(Data records)
** START **

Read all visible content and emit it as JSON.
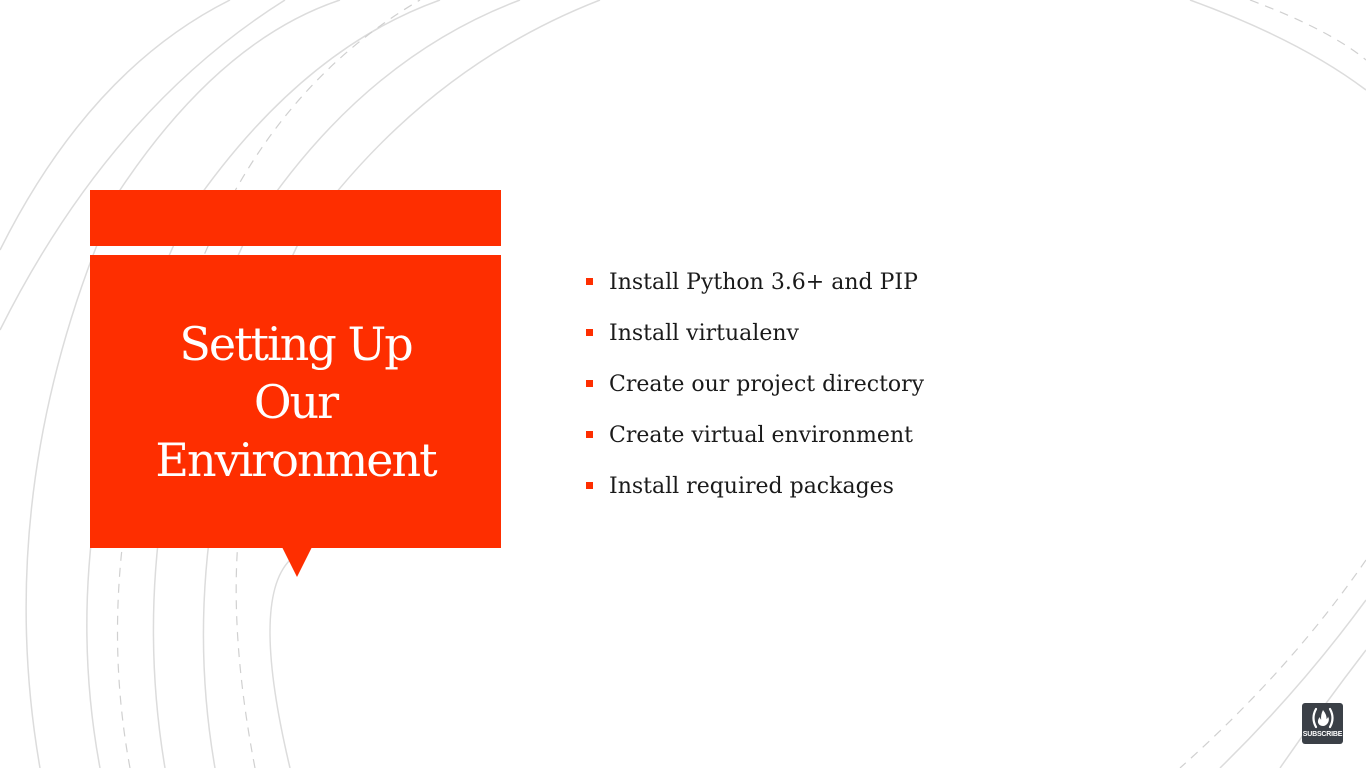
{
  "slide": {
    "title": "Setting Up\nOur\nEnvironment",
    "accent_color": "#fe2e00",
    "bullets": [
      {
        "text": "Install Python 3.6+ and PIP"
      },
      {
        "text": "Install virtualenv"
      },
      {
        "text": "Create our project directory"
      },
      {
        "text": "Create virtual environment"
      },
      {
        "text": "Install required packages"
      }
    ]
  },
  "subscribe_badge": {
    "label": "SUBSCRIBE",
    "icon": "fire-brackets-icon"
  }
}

** END **
** START **

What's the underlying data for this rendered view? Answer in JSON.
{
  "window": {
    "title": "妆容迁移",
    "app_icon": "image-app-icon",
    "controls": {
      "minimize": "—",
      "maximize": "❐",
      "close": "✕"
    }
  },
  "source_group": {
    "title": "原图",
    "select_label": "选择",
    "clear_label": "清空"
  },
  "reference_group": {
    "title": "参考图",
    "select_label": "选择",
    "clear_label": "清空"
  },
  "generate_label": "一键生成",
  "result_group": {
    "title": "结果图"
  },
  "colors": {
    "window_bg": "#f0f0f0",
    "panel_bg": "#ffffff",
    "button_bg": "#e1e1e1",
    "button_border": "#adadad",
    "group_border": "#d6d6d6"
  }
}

** END **

Stated exercise - Pull out all lines containing the word "title" from the entries above.

Output for this task -
    "title": "Setting Up\nOur\nEnvironment",
    "title": "妆容迁移",
    "title": "原图",
    "title": "参考图",
    "title": "结果图"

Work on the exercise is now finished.